--- begin ---

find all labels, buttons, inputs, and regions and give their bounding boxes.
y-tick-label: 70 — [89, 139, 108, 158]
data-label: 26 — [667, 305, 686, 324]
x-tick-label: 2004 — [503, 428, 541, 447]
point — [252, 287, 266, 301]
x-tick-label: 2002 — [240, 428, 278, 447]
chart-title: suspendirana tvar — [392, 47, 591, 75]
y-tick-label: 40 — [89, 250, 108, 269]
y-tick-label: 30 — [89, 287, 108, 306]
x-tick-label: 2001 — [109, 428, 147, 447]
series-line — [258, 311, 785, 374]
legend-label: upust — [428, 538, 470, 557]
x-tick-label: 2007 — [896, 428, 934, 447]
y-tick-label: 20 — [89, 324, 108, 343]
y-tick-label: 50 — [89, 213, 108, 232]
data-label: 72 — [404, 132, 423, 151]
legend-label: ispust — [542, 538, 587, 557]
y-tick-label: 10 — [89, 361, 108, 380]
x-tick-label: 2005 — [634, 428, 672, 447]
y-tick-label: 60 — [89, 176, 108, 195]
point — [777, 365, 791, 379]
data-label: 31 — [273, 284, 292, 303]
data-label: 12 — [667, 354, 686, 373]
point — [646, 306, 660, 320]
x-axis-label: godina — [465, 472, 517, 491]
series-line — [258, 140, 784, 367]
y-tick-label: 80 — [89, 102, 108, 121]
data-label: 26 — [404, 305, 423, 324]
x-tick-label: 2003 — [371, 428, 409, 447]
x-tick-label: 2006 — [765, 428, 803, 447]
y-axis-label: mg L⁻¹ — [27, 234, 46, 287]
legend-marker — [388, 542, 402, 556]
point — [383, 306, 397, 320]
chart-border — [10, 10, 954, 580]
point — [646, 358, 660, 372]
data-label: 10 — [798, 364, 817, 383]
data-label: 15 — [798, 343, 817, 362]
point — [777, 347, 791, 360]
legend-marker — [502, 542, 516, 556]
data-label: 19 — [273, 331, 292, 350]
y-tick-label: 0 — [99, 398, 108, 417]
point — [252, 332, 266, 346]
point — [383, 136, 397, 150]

--- end ---

▸ **Goal**
Can you switch every "data-label" in the records above to "value-label" and write out all the lines again with nothing else changed?

▸ **Final answer**
find all labels, buttons, inputs, and regions and give their bounding boxes.
y-tick-label: 70 — [89, 139, 108, 158]
value-label: 26 — [667, 305, 686, 324]
x-tick-label: 2004 — [503, 428, 541, 447]
point — [252, 287, 266, 301]
x-tick-label: 2002 — [240, 428, 278, 447]
chart-title: suspendirana tvar — [392, 47, 591, 75]
y-tick-label: 40 — [89, 250, 108, 269]
y-tick-label: 30 — [89, 287, 108, 306]
x-tick-label: 2001 — [109, 428, 147, 447]
series-line — [258, 311, 785, 374]
legend-label: upust — [428, 538, 470, 557]
x-tick-label: 2007 — [896, 428, 934, 447]
y-tick-label: 20 — [89, 324, 108, 343]
y-tick-label: 50 — [89, 213, 108, 232]
value-label: 72 — [404, 132, 423, 151]
legend-label: ispust — [542, 538, 587, 557]
y-tick-label: 10 — [89, 361, 108, 380]
x-tick-label: 2005 — [634, 428, 672, 447]
y-tick-label: 60 — [89, 176, 108, 195]
point — [777, 365, 791, 379]
value-label: 31 — [273, 284, 292, 303]
value-label: 12 — [667, 354, 686, 373]
point — [646, 306, 660, 320]
x-axis-label: godina — [465, 472, 517, 491]
series-line — [258, 140, 784, 367]
y-tick-label: 80 — [89, 102, 108, 121]
value-label: 26 — [404, 305, 423, 324]
x-tick-label: 2003 — [371, 428, 409, 447]
x-tick-label: 2006 — [765, 428, 803, 447]
y-axis-label: mg L⁻¹ — [27, 234, 46, 287]
legend-marker — [388, 542, 402, 556]
point — [383, 306, 397, 320]
chart-border — [10, 10, 954, 580]
point — [646, 358, 660, 372]
value-label: 10 — [798, 364, 817, 383]
value-label: 15 — [798, 343, 817, 362]
point — [777, 347, 791, 360]
legend-marker — [502, 542, 516, 556]
value-label: 19 — [273, 331, 292, 350]
y-tick-label: 0 — [99, 398, 108, 417]
point — [252, 332, 266, 346]
point — [383, 136, 397, 150]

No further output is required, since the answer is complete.